■ **YOUR INSTRUCTIONS**
A verbatim copy of the records is required, with all pictures left out.

■ **RECORDS SUPPLIED**
- - - -

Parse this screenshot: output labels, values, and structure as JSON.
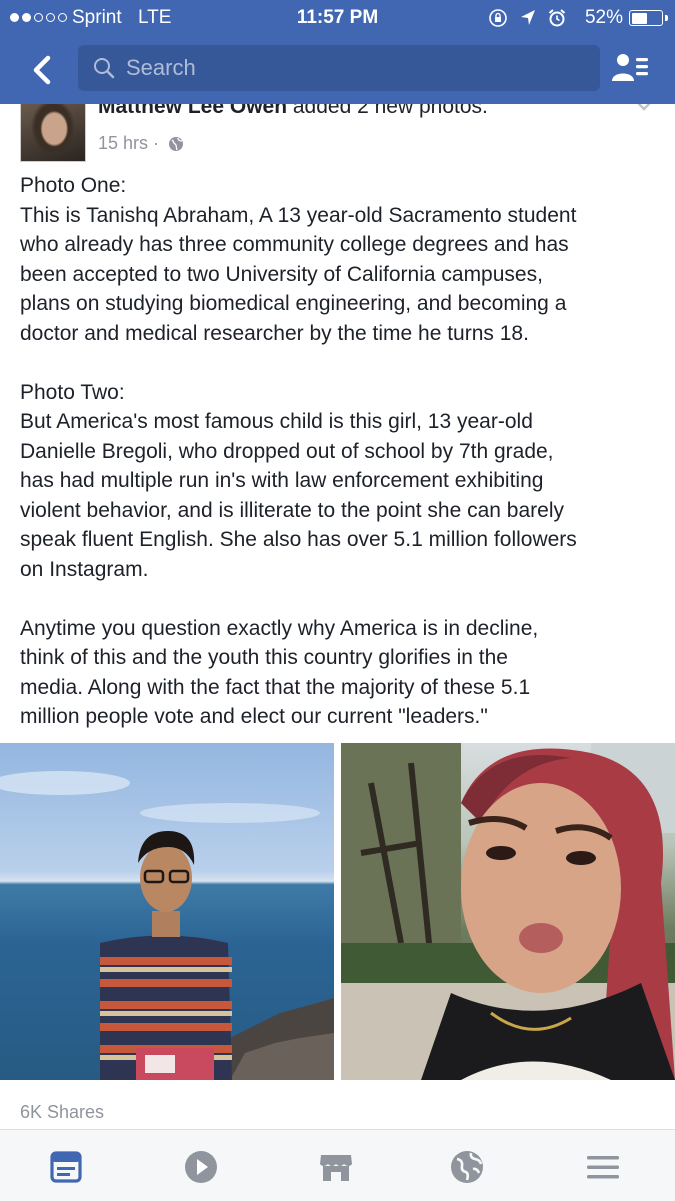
{
  "status_bar": {
    "signal_dots_filled": 2,
    "signal_dots_total": 5,
    "carrier": "Sprint",
    "network": "LTE",
    "time": "11:57 PM",
    "battery_percent": "52%",
    "battery_level": 0.52
  },
  "nav": {
    "search_placeholder": "Search"
  },
  "post": {
    "author_name": "Matthew Lee Owen",
    "action": "added 2 new photos.",
    "time": "15 hrs",
    "time_separator": "·",
    "paragraphs": [
      [
        "Photo One:",
        "This is Tanishq Abraham, A 13 year-old Sacramento student",
        "who already has three community college degrees and has",
        "been accepted to two University of California campuses,",
        "plans on studying biomedical engineering, and becoming a",
        "doctor and medical researcher by the time he turns 18."
      ],
      [
        "Photo Two:",
        "But America's most famous child is this girl, 13 year-old",
        "Danielle Bregoli, who dropped out of school by 7th grade,",
        "has had multiple run in's with law enforcement exhibiting",
        "violent behavior, and is illiterate to the point she can barely",
        "speak fluent English. She also has over 5.1 million followers",
        "on Instagram."
      ],
      [
        "Anytime you question exactly why America is in decline,",
        "think of this and the youth this country glorifies in the",
        "media. Along with the fact that the majority of these 5.1",
        "million people vote and elect our current \"leaders.\""
      ]
    ],
    "shares": "6K Shares"
  },
  "tab_bar": {
    "items": [
      {
        "icon": "news-feed-icon",
        "active": true
      },
      {
        "icon": "video-play-icon",
        "active": false
      },
      {
        "icon": "marketplace-icon",
        "active": false
      },
      {
        "icon": "globe-notifications-icon",
        "active": false
      },
      {
        "icon": "menu-icon",
        "active": false
      }
    ]
  },
  "colors": {
    "header_blue": "#4267b2",
    "search_box": "#365899",
    "active_tab": "#4267b2",
    "inactive_tab": "#90949c"
  }
}
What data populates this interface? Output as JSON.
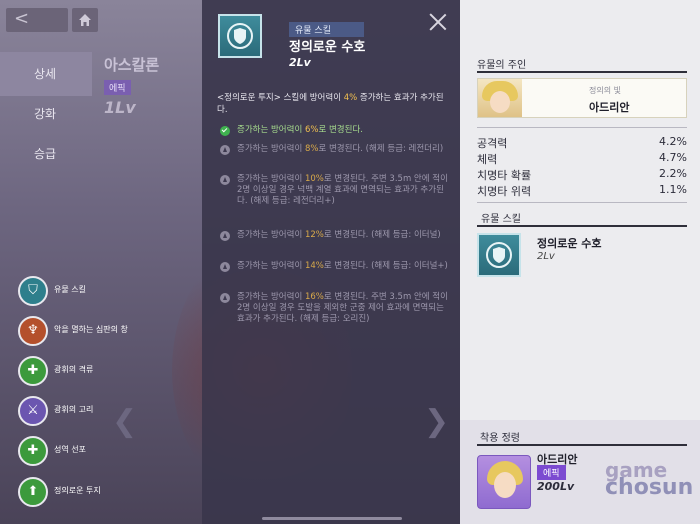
{
  "top": {
    "back_glyph": "<"
  },
  "left_nav": {
    "tabs": [
      {
        "label": "상세"
      },
      {
        "label": "강화"
      },
      {
        "label": "승급"
      }
    ]
  },
  "hero": {
    "name": "아스칼론",
    "grade": "에픽",
    "level": "1Lv"
  },
  "skill_menu": [
    {
      "label": "유물 스킬",
      "icon": "shield-icon",
      "color": "#2e7f8c"
    },
    {
      "label": "악을 멸하는 심판의 창",
      "icon": "spear-icon",
      "color": "#b4502c"
    },
    {
      "label": "광휘의 격류",
      "icon": "plus-icon",
      "color": "#3c9a3c"
    },
    {
      "label": "광휘의 고리",
      "icon": "sword-icon",
      "color": "#6b56b0"
    },
    {
      "label": "성역 선포",
      "icon": "plus-icon",
      "color": "#3c9a3c"
    },
    {
      "label": "정의로운 투지",
      "icon": "up-arrow-icon",
      "color": "#3c9a3c"
    }
  ],
  "panel": {
    "relic_type": "유물 스킬",
    "relic_name": "정의로운 수호",
    "relic_level": "2Lv",
    "desc_prefix": "<정의로운 투지> 스킬에 방어력이 ",
    "desc_value": "4%",
    "desc_suffix": " 증가하는 효과가 추가된다.",
    "levels": [
      {
        "pre": "증가하는 방어력이 ",
        "val": "6%",
        "post": "로 변경된다.",
        "active": true
      },
      {
        "pre": "증가하는 방어력이 ",
        "val": "8%",
        "post": "로 변경된다. (해제 등급: 레전더리)",
        "active": false
      },
      {
        "pre": "증가하는 방어력이 ",
        "val": "10%",
        "post": "로 변경된다. 주변 3.5m 안에 적이 2명 이상일 경우 넉백 계열 효과에 면역되는 효과가 추가된다. (해제 등급: 레전더리+)",
        "active": false
      },
      {
        "pre": "증가하는 방어력이 ",
        "val": "12%",
        "post": "로 변경된다. (해제 등급: 이터널)",
        "active": false
      },
      {
        "pre": "증가하는 방어력이 ",
        "val": "14%",
        "post": "로 변경된다. (해제 등급: 이터널+)",
        "active": false
      },
      {
        "pre": "증가하는 방어력이 ",
        "val": "16%",
        "post": "로 변경된다. 주변 3.5m 안에 적이 2명 이상일 경우 도발을 제외한 군중 제어 효과에 면역되는 효과가 추가된다. (해제 등급: 오리진)",
        "active": false
      }
    ]
  },
  "right": {
    "owner_heading": "유물의 주인",
    "owner_title": "정의의 빛",
    "owner_name": "아드리안",
    "stats": [
      {
        "label": "공격력",
        "value": "4.2%"
      },
      {
        "label": "체력",
        "value": "4.7%"
      },
      {
        "label": "치명타 확률",
        "value": "2.2%"
      },
      {
        "label": "치명타 위력",
        "value": "1.1%"
      }
    ],
    "skill_heading": "유물 스킬",
    "skill_name": "정의로운 수호",
    "skill_level": "2Lv",
    "sprite_heading": "착용 정령",
    "sprite_name": "아드리안",
    "sprite_grade": "에픽",
    "sprite_level": "200Lv"
  },
  "watermark": {
    "line1": "game",
    "line2": "chosun"
  },
  "colors": {
    "highlight": "#f2c04f",
    "active_green": "#3fb24f",
    "panel_bg": "#3e3a50",
    "right_bg": "#ececef"
  }
}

- - - -

■ **EXPECTED ANSWER**
Parse this screenshot: output labels, values, and structure as JSON.
{
  "status_bar": {
    "signal_dots_filled": 2,
    "signal_dots_total": 5,
    "carrier": "Sprint",
    "network": "LTE",
    "time": "11:57 PM",
    "battery_percent": "52%",
    "battery_level": 0.52
  },
  "nav": {
    "search_placeholder": "Search"
  },
  "post": {
    "author_name": "Matthew Lee Owen",
    "action": "added 2 new photos.",
    "time": "15 hrs",
    "time_separator": "·",
    "paragraphs": [
      [
        "Photo One:",
        "This is Tanishq Abraham, A 13 year-old Sacramento student",
        "who already has three community college degrees and has",
        "been accepted to two University of California campuses,",
        "plans on studying biomedical engineering, and becoming a",
        "doctor and medical researcher by the time he turns 18."
      ],
      [
        "Photo Two:",
        "But America's most famous child is this girl, 13 year-old",
        "Danielle Bregoli, who dropped out of school by 7th grade,",
        "has had multiple run in's with law enforcement exhibiting",
        "violent behavior, and is illiterate to the point she can barely",
        "speak fluent English. She also has over 5.1 million followers",
        "on Instagram."
      ],
      [
        "Anytime you question exactly why America is in decline,",
        "think of this and the youth this country glorifies in the",
        "media. Along with the fact that the majority of these 5.1",
        "million people vote and elect our current \"leaders.\""
      ]
    ],
    "shares": "6K Shares"
  },
  "tab_bar": {
    "items": [
      {
        "icon": "news-feed-icon",
        "active": true
      },
      {
        "icon": "video-play-icon",
        "active": false
      },
      {
        "icon": "marketplace-icon",
        "active": false
      },
      {
        "icon": "globe-notifications-icon",
        "active": false
      },
      {
        "icon": "menu-icon",
        "active": false
      }
    ]
  },
  "colors": {
    "header_blue": "#4267b2",
    "search_box": "#365899",
    "active_tab": "#4267b2",
    "inactive_tab": "#90949c"
  }
}
What data populates this interface? Output as JSON.
{
  "top": {
    "back_glyph": "<"
  },
  "left_nav": {
    "tabs": [
      {
        "label": "상세"
      },
      {
        "label": "강화"
      },
      {
        "label": "승급"
      }
    ]
  },
  "hero": {
    "name": "아스칼론",
    "grade": "에픽",
    "level": "1Lv"
  },
  "skill_menu": [
    {
      "label": "유물 스킬",
      "icon": "shield-icon",
      "color": "#2e7f8c"
    },
    {
      "label": "악을 멸하는 심판의 창",
      "icon": "spear-icon",
      "color": "#b4502c"
    },
    {
      "label": "광휘의 격류",
      "icon": "plus-icon",
      "color": "#3c9a3c"
    },
    {
      "label": "광휘의 고리",
      "icon": "sword-icon",
      "color": "#6b56b0"
    },
    {
      "label": "성역 선포",
      "icon": "plus-icon",
      "color": "#3c9a3c"
    },
    {
      "label": "정의로운 투지",
      "icon": "up-arrow-icon",
      "color": "#3c9a3c"
    }
  ],
  "panel": {
    "relic_type": "유물 스킬",
    "relic_name": "정의로운 수호",
    "relic_level": "2Lv",
    "desc_prefix": "<정의로운 투지> 스킬에 방어력이 ",
    "desc_value": "4%",
    "desc_suffix": " 증가하는 효과가 추가된다.",
    "levels": [
      {
        "pre": "증가하는 방어력이 ",
        "val": "6%",
        "post": "로 변경된다.",
        "active": true
      },
      {
        "pre": "증가하는 방어력이 ",
        "val": "8%",
        "post": "로 변경된다. (해제 등급: 레전더리)",
        "active": false
      },
      {
        "pre": "증가하는 방어력이 ",
        "val": "10%",
        "post": "로 변경된다. 주변 3.5m 안에 적이 2명 이상일 경우 넉백 계열 효과에 면역되는 효과가 추가된다. (해제 등급: 레전더리+)",
        "active": false
      },
      {
        "pre": "증가하는 방어력이 ",
        "val": "12%",
        "post": "로 변경된다. (해제 등급: 이터널)",
        "active": false
      },
      {
        "pre": "증가하는 방어력이 ",
        "val": "14%",
        "post": "로 변경된다. (해제 등급: 이터널+)",
        "active": false
      },
      {
        "pre": "증가하는 방어력이 ",
        "val": "16%",
        "post": "로 변경된다. 주변 3.5m 안에 적이 2명 이상일 경우 도발을 제외한 군중 제어 효과에 면역되는 효과가 추가된다. (해제 등급: 오리진)",
        "active": false
      }
    ]
  },
  "right": {
    "owner_heading": "유물의 주인",
    "owner_title": "정의의 빛",
    "owner_name": "아드리안",
    "stats": [
      {
        "label": "공격력",
        "value": "4.2%"
      },
      {
        "label": "체력",
        "value": "4.7%"
      },
      {
        "label": "치명타 확률",
        "value": "2.2%"
      },
      {
        "label": "치명타 위력",
        "value": "1.1%"
      }
    ],
    "skill_heading": "유물 스킬",
    "skill_name": "정의로운 수호",
    "skill_level": "2Lv",
    "sprite_heading": "착용 정령",
    "sprite_name": "아드리안",
    "sprite_grade": "에픽",
    "sprite_level": "200Lv"
  },
  "watermark": {
    "line1": "game",
    "line2": "chosun"
  },
  "colors": {
    "highlight": "#f2c04f",
    "active_green": "#3fb24f",
    "panel_bg": "#3e3a50",
    "right_bg": "#ececef"
  }
}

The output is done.